Excerpted data =>
-- Start --

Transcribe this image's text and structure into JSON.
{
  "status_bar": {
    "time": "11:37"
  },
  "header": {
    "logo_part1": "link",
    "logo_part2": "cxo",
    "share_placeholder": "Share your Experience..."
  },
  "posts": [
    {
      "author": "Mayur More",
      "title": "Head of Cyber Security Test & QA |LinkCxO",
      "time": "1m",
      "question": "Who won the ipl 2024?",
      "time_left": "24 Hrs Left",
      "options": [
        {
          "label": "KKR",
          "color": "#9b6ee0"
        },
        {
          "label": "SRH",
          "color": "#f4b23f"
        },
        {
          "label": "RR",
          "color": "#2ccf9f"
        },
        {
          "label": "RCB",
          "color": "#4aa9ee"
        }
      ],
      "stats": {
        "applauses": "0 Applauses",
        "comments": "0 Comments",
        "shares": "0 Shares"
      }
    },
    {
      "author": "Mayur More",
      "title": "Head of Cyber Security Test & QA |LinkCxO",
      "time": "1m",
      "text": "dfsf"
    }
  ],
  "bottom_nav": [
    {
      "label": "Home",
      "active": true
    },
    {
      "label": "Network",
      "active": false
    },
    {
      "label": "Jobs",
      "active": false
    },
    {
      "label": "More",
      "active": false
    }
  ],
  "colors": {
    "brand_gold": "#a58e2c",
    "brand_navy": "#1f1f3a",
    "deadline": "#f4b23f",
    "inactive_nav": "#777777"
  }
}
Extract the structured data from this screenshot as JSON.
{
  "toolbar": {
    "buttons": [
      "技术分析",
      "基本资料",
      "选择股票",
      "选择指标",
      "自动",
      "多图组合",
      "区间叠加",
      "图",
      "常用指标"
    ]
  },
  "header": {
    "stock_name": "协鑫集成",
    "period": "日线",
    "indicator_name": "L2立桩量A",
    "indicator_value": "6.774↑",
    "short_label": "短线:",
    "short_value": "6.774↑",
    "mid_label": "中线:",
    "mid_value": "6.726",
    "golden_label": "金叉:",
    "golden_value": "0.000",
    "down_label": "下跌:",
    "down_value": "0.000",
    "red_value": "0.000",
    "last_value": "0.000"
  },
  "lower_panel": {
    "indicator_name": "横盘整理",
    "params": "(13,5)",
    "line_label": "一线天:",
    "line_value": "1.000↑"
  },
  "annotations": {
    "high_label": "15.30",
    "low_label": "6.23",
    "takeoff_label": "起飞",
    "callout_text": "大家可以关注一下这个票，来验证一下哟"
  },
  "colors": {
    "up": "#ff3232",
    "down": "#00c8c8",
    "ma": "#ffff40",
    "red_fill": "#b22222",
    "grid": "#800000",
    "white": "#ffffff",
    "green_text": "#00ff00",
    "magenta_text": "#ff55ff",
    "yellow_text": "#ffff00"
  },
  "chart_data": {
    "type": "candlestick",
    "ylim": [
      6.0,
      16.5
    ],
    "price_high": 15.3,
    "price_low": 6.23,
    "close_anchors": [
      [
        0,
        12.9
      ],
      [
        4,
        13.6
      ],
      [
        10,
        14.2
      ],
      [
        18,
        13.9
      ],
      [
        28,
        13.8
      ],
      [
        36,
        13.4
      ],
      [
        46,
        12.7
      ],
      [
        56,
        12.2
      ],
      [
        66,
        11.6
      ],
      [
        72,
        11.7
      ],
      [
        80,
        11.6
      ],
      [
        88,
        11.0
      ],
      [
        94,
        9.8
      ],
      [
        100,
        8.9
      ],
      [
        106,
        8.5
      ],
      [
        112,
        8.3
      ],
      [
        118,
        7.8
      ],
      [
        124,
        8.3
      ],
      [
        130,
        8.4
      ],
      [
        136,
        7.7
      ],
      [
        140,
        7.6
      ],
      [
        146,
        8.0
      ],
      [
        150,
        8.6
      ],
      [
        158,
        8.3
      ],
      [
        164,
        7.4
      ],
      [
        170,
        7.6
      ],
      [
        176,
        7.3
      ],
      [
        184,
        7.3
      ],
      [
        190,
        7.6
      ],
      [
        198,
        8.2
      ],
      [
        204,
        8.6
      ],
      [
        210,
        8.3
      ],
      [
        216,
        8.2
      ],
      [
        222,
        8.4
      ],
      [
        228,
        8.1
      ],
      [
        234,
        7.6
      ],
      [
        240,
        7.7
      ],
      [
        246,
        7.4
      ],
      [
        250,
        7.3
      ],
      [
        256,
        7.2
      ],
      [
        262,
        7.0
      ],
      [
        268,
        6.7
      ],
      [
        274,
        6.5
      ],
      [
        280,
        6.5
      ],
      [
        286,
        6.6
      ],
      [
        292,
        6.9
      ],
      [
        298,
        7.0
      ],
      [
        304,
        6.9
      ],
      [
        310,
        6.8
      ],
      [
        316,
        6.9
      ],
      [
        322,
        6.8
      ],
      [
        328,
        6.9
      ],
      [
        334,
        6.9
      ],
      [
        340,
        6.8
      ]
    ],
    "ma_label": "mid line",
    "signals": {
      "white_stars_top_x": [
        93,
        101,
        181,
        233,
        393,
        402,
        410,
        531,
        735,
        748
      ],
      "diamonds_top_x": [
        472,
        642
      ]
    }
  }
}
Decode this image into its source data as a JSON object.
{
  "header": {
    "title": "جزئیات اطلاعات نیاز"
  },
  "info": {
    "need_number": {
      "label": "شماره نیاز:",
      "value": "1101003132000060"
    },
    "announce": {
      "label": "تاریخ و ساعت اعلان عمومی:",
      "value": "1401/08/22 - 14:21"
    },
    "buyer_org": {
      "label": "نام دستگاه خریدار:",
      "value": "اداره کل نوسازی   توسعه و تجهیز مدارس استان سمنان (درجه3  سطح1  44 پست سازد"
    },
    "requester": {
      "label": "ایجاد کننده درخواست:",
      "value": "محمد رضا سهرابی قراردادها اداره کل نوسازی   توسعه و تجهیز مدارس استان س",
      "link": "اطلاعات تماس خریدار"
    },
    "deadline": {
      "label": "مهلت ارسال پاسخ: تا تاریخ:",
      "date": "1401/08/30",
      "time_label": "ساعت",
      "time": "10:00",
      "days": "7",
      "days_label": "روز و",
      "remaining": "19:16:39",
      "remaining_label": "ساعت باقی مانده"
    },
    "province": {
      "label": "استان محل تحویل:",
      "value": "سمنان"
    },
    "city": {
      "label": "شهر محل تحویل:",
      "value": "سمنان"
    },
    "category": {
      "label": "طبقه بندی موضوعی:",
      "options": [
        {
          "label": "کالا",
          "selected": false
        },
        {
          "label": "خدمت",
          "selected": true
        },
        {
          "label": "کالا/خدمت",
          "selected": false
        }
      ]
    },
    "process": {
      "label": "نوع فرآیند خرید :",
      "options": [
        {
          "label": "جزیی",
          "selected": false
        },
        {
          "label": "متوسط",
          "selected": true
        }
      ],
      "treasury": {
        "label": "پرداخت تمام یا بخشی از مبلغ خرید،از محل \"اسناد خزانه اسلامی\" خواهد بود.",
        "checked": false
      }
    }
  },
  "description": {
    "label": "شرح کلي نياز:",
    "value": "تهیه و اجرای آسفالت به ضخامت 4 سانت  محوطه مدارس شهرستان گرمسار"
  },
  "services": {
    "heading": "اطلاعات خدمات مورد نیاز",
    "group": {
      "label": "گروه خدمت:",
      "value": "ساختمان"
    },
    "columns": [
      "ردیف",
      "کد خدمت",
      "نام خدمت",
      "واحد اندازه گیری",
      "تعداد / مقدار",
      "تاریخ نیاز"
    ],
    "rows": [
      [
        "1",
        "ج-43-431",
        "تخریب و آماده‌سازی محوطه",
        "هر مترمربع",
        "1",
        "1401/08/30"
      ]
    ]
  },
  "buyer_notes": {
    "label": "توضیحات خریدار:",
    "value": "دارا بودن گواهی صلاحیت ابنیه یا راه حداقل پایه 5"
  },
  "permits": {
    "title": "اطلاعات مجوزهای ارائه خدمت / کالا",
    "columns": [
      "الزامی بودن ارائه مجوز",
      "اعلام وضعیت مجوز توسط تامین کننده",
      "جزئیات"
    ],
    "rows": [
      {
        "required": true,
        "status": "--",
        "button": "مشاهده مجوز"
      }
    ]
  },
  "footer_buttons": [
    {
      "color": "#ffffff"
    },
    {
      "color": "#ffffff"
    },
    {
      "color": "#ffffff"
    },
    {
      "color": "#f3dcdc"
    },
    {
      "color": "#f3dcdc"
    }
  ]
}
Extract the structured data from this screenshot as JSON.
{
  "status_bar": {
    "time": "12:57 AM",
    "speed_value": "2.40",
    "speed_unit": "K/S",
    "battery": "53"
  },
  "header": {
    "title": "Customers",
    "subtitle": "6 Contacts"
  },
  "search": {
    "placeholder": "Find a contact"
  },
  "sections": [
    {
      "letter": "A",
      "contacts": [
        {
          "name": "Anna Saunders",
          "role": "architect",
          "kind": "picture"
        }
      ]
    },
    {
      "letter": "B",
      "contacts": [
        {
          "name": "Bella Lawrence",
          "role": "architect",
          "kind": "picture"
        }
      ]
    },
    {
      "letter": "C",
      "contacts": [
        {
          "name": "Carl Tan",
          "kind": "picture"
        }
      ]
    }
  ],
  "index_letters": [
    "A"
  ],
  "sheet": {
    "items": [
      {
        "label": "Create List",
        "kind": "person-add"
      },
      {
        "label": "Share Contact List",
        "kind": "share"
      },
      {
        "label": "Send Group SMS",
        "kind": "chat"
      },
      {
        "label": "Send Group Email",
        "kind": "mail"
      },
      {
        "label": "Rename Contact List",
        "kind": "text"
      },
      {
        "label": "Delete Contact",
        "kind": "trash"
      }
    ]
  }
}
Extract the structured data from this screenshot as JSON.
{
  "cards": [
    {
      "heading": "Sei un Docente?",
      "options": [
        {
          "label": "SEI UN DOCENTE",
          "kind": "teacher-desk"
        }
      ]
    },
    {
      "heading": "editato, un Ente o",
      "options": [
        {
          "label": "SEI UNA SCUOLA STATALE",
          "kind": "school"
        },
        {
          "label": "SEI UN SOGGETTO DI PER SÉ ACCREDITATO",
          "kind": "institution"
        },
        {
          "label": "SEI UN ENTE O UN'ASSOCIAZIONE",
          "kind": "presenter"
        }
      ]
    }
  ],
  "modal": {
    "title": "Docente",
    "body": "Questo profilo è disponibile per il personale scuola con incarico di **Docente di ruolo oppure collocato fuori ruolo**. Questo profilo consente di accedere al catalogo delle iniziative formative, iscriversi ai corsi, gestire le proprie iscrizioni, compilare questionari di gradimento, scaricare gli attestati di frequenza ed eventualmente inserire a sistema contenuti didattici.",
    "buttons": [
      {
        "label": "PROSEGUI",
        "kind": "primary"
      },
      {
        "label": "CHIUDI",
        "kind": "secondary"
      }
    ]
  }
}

-- End --

Your instructions =>
Looking at the material above, count the lines containing the string "اداره" and reply with the count alone.

Result below =>
2